Collected data
--
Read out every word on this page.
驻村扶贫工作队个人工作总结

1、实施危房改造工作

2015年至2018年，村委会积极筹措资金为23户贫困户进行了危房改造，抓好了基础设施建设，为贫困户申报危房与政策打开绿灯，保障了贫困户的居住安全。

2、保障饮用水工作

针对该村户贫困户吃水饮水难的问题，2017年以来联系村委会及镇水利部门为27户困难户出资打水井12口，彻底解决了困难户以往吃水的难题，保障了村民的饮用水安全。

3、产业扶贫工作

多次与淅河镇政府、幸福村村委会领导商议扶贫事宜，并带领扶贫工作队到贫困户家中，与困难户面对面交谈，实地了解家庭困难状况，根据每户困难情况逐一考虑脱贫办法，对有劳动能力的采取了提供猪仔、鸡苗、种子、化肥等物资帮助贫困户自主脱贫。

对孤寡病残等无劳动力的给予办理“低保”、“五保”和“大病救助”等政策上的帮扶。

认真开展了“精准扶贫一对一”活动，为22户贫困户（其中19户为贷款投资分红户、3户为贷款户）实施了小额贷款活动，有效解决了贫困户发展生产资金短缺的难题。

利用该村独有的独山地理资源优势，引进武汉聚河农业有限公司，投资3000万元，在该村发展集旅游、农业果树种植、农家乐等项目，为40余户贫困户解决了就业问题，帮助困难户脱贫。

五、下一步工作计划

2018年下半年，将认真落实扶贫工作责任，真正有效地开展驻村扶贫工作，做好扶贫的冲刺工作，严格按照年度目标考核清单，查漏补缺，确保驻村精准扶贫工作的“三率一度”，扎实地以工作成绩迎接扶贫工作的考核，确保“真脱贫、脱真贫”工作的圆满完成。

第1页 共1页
--
Written request:
Reproduce the entries above in full by retyping them exactly.

Reply:
Read out every word on this page.
驻村扶贫工作队个人工作总结

1、实施危房改造工作

2015年至2018年，村委会积极筹措资金为23户贫困户进行了危房改造，抓好了基础设施建设，为贫困户申报危房与政策打开绿灯，保障了贫困户的居住安全。

2、保障饮用水工作

针对该村户贫困户吃水饮水难的问题，2017年以来联系村委会及镇水利部门为27户困难户出资打水井12口，彻底解决了困难户以往吃水的难题，保障了村民的饮用水安全。

3、产业扶贫工作

多次与淅河镇政府、幸福村村委会领导商议扶贫事宜，并带领扶贫工作队到贫困户家中，与困难户面对面交谈，实地了解家庭困难状况，根据每户困难情况逐一考虑脱贫办法，对有劳动能力的采取了提供猪仔、鸡苗、种子、化肥等物资帮助贫困户自主脱贫。

对孤寡病残等无劳动力的给予办理“低保”、“五保”和“大病救助”等政策上的帮扶。

认真开展了“精准扶贫一对一”活动，为22户贫困户（其中19户为贷款投资分红户、3户为贷款户）实施了小额贷款活动，有效解决了贫困户发展生产资金短缺的难题。

利用该村独有的独山地理资源优势，引进武汉聚河农业有限公司，投资3000万元，在该村发展集旅游、农业果树种植、农家乐等项目，为40余户贫困户解决了就业问题，帮助困难户脱贫。

五、下一步工作计划

2018年下半年，将认真落实扶贫工作责任，真正有效地开展驻村扶贫工作，做好扶贫的冲刺工作，严格按照年度目标考核清单，查漏补缺，确保驻村精准扶贫工作的“三率一度”，扎实地以工作成绩迎接扶贫工作的考核，确保“真脱贫、脱真贫”工作的圆满完成。

第1页 共1页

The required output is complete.